>> BEGIN Input material
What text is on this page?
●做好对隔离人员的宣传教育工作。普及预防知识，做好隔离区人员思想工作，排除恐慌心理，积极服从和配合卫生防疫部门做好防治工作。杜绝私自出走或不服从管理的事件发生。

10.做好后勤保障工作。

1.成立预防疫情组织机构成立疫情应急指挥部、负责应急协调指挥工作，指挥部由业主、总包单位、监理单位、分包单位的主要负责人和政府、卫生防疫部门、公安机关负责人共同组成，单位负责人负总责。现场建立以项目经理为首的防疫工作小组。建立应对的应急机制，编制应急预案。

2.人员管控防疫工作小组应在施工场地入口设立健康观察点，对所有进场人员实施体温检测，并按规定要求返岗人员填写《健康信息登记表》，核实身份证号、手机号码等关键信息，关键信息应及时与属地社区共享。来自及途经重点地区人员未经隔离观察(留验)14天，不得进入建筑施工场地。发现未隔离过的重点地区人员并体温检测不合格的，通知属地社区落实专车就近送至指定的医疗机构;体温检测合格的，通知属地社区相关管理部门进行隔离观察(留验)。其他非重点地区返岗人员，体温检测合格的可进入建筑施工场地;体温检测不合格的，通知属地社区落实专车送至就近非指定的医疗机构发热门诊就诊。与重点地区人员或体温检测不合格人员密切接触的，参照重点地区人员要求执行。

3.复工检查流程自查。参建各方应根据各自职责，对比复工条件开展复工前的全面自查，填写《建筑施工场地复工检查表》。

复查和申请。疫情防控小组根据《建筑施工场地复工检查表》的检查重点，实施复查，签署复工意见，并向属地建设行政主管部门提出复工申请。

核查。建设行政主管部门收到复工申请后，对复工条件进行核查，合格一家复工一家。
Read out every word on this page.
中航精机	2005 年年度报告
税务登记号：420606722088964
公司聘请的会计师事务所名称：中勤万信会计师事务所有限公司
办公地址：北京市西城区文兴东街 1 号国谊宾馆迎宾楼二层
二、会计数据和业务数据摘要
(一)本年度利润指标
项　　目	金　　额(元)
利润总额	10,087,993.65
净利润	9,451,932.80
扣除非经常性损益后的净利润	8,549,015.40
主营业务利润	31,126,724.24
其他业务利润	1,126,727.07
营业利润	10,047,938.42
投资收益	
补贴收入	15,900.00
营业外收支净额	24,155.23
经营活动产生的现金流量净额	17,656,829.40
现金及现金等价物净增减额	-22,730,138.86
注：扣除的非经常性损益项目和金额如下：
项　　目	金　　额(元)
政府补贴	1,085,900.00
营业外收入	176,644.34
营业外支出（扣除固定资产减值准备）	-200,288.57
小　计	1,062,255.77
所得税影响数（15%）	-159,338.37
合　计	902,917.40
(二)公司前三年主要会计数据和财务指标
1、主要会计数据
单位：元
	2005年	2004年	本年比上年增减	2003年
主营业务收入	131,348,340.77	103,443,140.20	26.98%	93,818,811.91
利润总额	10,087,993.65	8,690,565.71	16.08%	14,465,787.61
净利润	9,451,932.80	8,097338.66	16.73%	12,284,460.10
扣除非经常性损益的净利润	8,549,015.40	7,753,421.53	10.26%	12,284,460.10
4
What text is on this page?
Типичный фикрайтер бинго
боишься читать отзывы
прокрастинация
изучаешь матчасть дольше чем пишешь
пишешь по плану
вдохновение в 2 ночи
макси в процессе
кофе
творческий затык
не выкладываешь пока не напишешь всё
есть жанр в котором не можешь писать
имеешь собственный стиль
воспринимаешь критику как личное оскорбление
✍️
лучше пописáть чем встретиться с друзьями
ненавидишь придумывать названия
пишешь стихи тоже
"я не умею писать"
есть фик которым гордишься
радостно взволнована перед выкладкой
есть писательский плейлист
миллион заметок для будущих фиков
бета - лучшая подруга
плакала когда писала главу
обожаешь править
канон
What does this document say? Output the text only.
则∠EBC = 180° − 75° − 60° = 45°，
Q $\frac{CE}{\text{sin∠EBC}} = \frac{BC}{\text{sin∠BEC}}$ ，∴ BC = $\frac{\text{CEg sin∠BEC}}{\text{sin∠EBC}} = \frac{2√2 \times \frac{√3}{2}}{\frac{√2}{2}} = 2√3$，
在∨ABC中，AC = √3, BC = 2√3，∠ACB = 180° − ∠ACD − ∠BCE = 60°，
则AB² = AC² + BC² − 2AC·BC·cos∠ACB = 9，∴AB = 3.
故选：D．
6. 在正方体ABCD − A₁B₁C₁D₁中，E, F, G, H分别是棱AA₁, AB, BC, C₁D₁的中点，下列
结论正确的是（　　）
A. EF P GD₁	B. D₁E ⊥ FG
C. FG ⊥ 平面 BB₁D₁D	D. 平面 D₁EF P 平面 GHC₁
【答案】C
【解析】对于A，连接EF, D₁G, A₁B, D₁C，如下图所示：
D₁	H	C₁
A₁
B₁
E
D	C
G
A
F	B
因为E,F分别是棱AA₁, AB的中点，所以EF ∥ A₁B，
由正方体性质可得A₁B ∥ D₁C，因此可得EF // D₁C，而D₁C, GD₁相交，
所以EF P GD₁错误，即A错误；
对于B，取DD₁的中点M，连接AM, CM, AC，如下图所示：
>> END Input material
- **Exercise task**: Copy all of the data exactly.

- **Right answer**:
What text is on this page?
●做好对隔离人员的宣传教育工作。普及预防知识，做好隔离区人员思想工作，排除恐慌心理，积极服从和配合卫生防疫部门做好防治工作。杜绝私自出走或不服从管理的事件发生。

10.做好后勤保障工作。

1.成立预防疫情组织机构成立疫情应急指挥部、负责应急协调指挥工作，指挥部由业主、总包单位、监理单位、分包单位的主要负责人和政府、卫生防疫部门、公安机关负责人共同组成，单位负责人负总责。现场建立以项目经理为首的防疫工作小组。建立应对的应急机制，编制应急预案。

2.人员管控防疫工作小组应在施工场地入口设立健康观察点，对所有进场人员实施体温检测，并按规定要求返岗人员填写《健康信息登记表》，核实身份证号、手机号码等关键信息，关键信息应及时与属地社区共享。来自及途经重点地区人员未经隔离观察(留验)14天，不得进入建筑施工场地。发现未隔离过的重点地区人员并体温检测不合格的，通知属地社区落实专车就近送至指定的医疗机构;体温检测合格的，通知属地社区相关管理部门进行隔离观察(留验)。其他非重点地区返岗人员，体温检测合格的可进入建筑施工场地;体温检测不合格的，通知属地社区落实专车送至就近非指定的医疗机构发热门诊就诊。与重点地区人员或体温检测不合格人员密切接触的，参照重点地区人员要求执行。

3.复工检查流程自查。参建各方应根据各自职责，对比复工条件开展复工前的全面自查，填写《建筑施工场地复工检查表》。

复查和申请。疫情防控小组根据《建筑施工场地复工检查表》的检查重点，实施复查，签署复工意见，并向属地建设行政主管部门提出复工申请。

核查。建设行政主管部门收到复工申请后，对复工条件进行核查，合格一家复工一家。
Read out every word on this page.
中航精机	2005 年年度报告
税务登记号：420606722088964
公司聘请的会计师事务所名称：中勤万信会计师事务所有限公司
办公地址：北京市西城区文兴东街 1 号国谊宾馆迎宾楼二层
二、会计数据和业务数据摘要
(一)本年度利润指标
项　　目	金　　额(元)
利润总额	10,087,993.65
净利润	9,451,932.80
扣除非经常性损益后的净利润	8,549,015.40
主营业务利润	31,126,724.24
其他业务利润	1,126,727.07
营业利润	10,047,938.42
投资收益	
补贴收入	15,900.00
营业外收支净额	24,155.23
经营活动产生的现金流量净额	17,656,829.40
现金及现金等价物净增减额	-22,730,138.86
注：扣除的非经常性损益项目和金额如下：
项　　目	金　　额(元)
政府补贴	1,085,900.00
营业外收入	176,644.34
营业外支出（扣除固定资产减值准备）	-200,288.57
小　计	1,062,255.77
所得税影响数（15%）	-159,338.37
合　计	902,917.40
(二)公司前三年主要会计数据和财务指标
1、主要会计数据
单位：元
	2005年	2004年	本年比上年增减	2003年
主营业务收入	131,348,340.77	103,443,140.20	26.98%	93,818,811.91
利润总额	10,087,993.65	8,690,565.71	16.08%	14,465,787.61
净利润	9,451,932.80	8,097338.66	16.73%	12,284,460.10
扣除非经常性损益的净利润	8,549,015.40	7,753,421.53	10.26%	12,284,460.10
4
What text is on this page?
Типичный фикрайтер бинго
боишься читать отзывы
прокрастинация
изучаешь матчасть дольше чем пишешь
пишешь по плану
вдохновение в 2 ночи
макси в процессе
кофе
творческий затык
не выкладываешь пока не напишешь всё
есть жанр в котором не можешь писать
имеешь собственный стиль
воспринимаешь критику как личное оскорбление
✍️
лучше пописáть чем встретиться с друзьями
ненавидишь придумывать названия
пишешь стихи тоже
"я не умею писать"
есть фик которым гордишься
радостно взволнована перед выкладкой
есть писательский плейлист
миллион заметок для будущих фиков
бета - лучшая подруга
плакала когда писала главу
обожаешь править
канон
What does this document say? Output the text only.
则∠EBC = 180° − 75° − 60° = 45°，
Q $\frac{CE}{\text{sin∠EBC}} = \frac{BC}{\text{sin∠BEC}}$ ，∴ BC = $\frac{\text{CEg sin∠BEC}}{\text{sin∠EBC}} = \frac{2√2 \times \frac{√3}{2}}{\frac{√2}{2}} = 2√3$，
在∨ABC中，AC = √3, BC = 2√3，∠ACB = 180° − ∠ACD − ∠BCE = 60°，
则AB² = AC² + BC² − 2AC·BC·cos∠ACB = 9，∴AB = 3.
故选：D．
6. 在正方体ABCD − A₁B₁C₁D₁中，E, F, G, H分别是棱AA₁, AB, BC, C₁D₁的中点，下列
结论正确的是（　　）
A. EF P GD₁	B. D₁E ⊥ FG
C. FG ⊥ 平面 BB₁D₁D	D. 平面 D₁EF P 平面 GHC₁
【答案】C
【解析】对于A，连接EF, D₁G, A₁B, D₁C，如下图所示：
D₁	H	C₁
A₁
B₁
E
D	C
G
A
F	B
因为E,F分别是棱AA₁, AB的中点，所以EF ∥ A₁B，
由正方体性质可得A₁B ∥ D₁C，因此可得EF // D₁C，而D₁C, GD₁相交，
所以EF P GD₁错误，即A错误；
对于B，取DD₁的中点M，连接AM, CM, AC，如下图所示：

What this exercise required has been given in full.